====== Stored records
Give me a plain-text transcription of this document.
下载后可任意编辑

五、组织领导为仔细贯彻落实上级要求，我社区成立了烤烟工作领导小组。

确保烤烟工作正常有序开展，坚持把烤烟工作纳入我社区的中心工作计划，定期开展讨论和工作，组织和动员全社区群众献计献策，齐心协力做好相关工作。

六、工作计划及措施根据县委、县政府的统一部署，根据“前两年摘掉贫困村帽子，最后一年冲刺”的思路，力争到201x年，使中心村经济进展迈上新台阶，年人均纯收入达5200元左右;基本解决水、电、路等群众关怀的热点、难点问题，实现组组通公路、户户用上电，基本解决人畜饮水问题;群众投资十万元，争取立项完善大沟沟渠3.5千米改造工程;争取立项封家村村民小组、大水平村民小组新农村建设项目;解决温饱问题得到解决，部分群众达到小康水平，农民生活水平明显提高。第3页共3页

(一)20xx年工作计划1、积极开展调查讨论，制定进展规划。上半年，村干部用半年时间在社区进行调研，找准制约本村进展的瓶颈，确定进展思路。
============
** Your task **
Transcribe all of the entries without altering anything.

** Expected answer **
Give me a plain-text transcription of this document.
下载后可任意编辑

五、组织领导为仔细贯彻落实上级要求，我社区成立了烤烟工作领导小组。

确保烤烟工作正常有序开展，坚持把烤烟工作纳入我社区的中心工作计划，定期开展讨论和工作，组织和动员全社区群众献计献策，齐心协力做好相关工作。

六、工作计划及措施根据县委、县政府的统一部署，根据“前两年摘掉贫困村帽子，最后一年冲刺”的思路，力争到201x年，使中心村经济进展迈上新台阶，年人均纯收入达5200元左右;基本解决水、电、路等群众关怀的热点、难点问题，实现组组通公路、户户用上电，基本解决人畜饮水问题;群众投资十万元，争取立项完善大沟沟渠3.5千米改造工程;争取立项封家村村民小组、大水平村民小组新农村建设项目;解决温饱问题得到解决，部分群众达到小康水平，农民生活水平明显提高。第3页共3页

(一)20xx年工作计划1、积极开展调查讨论，制定进展规划。上半年，村干部用半年时间在社区进行调研，找准制约本村进展的瓶颈，确定进展思路。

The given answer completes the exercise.